[Collected data entries]
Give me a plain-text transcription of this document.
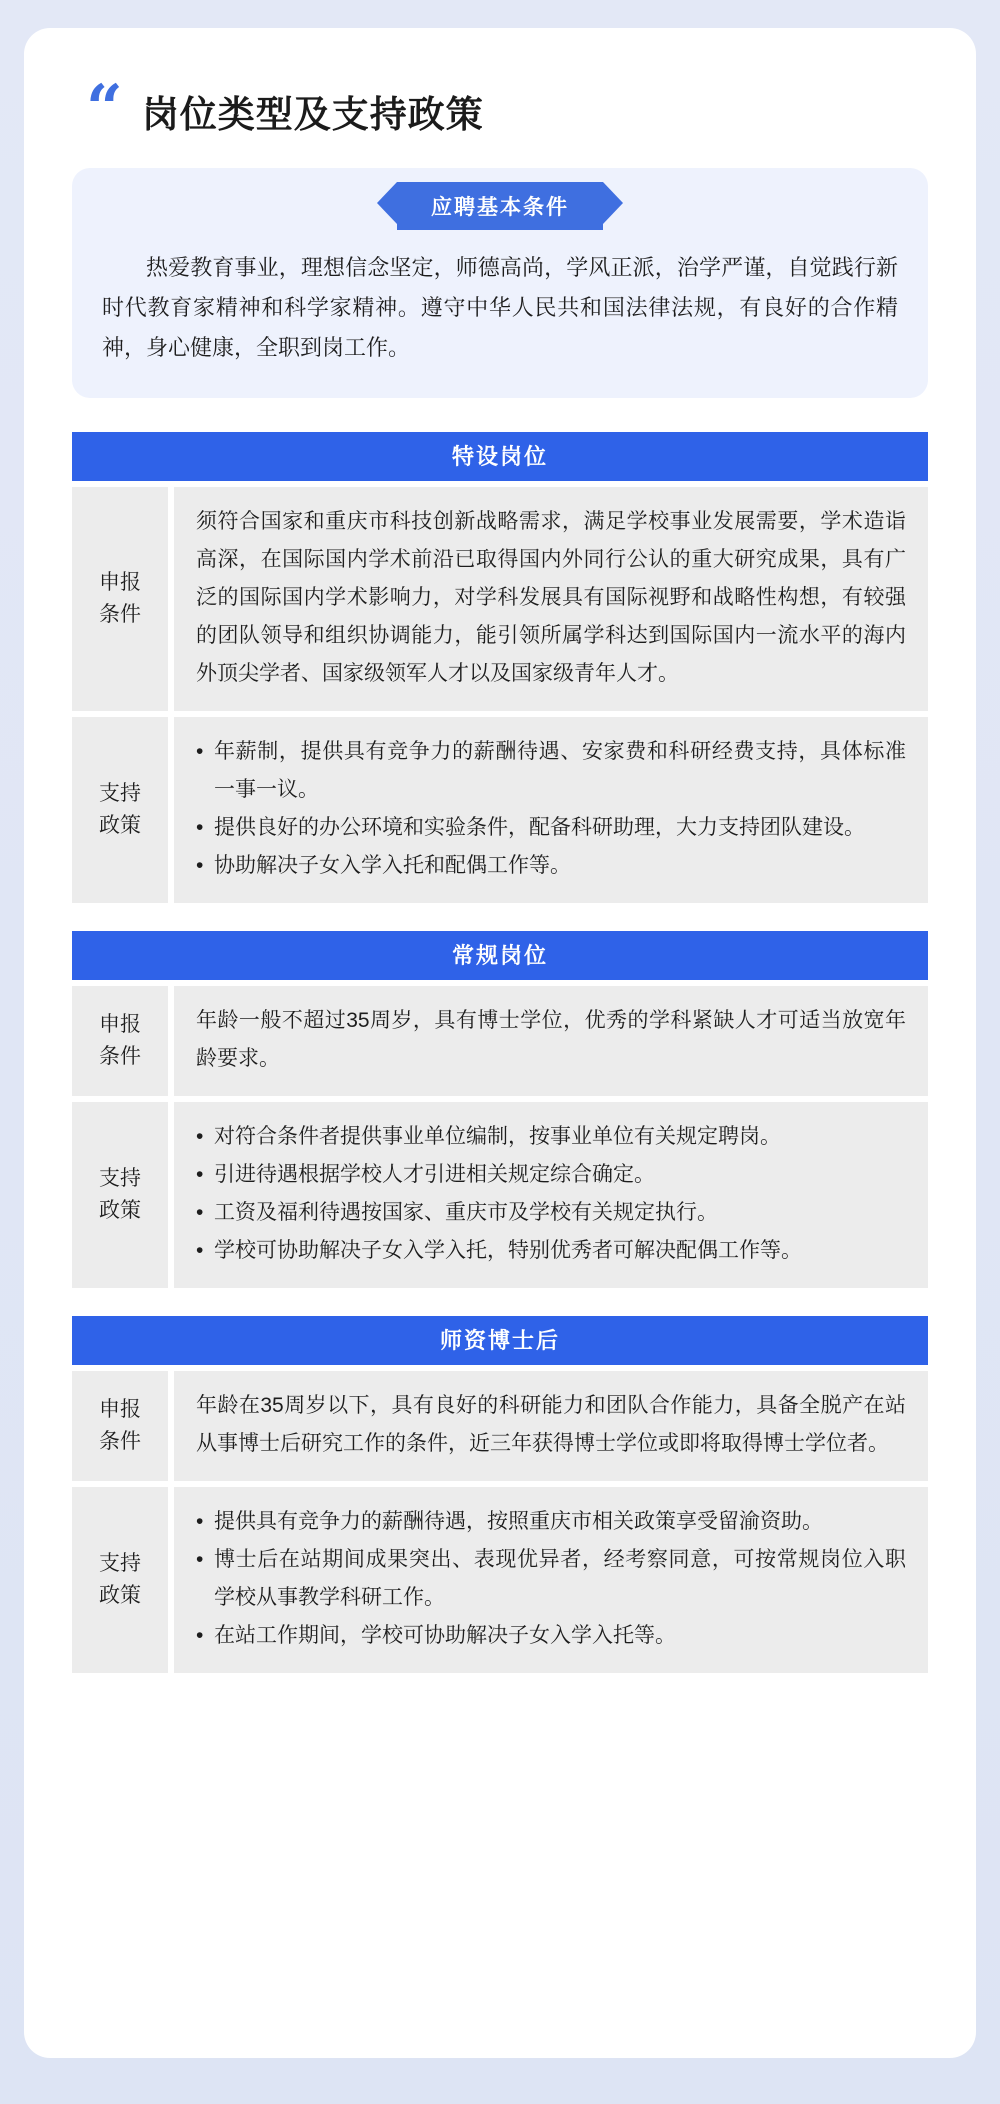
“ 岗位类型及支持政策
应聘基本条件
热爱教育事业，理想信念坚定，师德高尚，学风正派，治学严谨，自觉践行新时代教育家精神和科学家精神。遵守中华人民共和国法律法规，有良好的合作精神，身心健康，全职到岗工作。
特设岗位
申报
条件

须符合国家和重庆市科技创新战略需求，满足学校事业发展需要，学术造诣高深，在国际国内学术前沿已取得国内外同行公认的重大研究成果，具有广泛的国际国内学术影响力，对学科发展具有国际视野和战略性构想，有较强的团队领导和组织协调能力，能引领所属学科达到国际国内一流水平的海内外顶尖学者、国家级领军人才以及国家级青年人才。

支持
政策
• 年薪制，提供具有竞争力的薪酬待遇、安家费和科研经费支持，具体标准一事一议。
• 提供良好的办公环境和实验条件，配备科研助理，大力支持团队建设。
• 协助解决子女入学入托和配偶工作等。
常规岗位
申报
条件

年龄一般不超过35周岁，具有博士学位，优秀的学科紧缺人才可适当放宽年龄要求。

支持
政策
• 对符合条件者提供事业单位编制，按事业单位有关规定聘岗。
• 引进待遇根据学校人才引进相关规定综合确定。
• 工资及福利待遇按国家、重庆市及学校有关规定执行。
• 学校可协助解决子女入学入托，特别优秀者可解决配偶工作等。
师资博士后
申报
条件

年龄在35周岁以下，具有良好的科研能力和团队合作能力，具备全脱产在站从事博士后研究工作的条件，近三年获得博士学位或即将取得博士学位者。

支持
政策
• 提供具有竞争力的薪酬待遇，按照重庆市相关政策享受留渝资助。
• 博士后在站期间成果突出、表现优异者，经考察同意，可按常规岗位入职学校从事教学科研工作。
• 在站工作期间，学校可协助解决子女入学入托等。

Task description → Search the data above for the string "提供具有竞争力的薪酬待遇" and copy each line that has it.

Finished task →
• 年薪制，提供具有竞争力的薪酬待遇、安家费和科研经费支持，具体标准一事一议。
• 提供具有竞争力的薪酬待遇，按照重庆市相关政策享受留渝资助。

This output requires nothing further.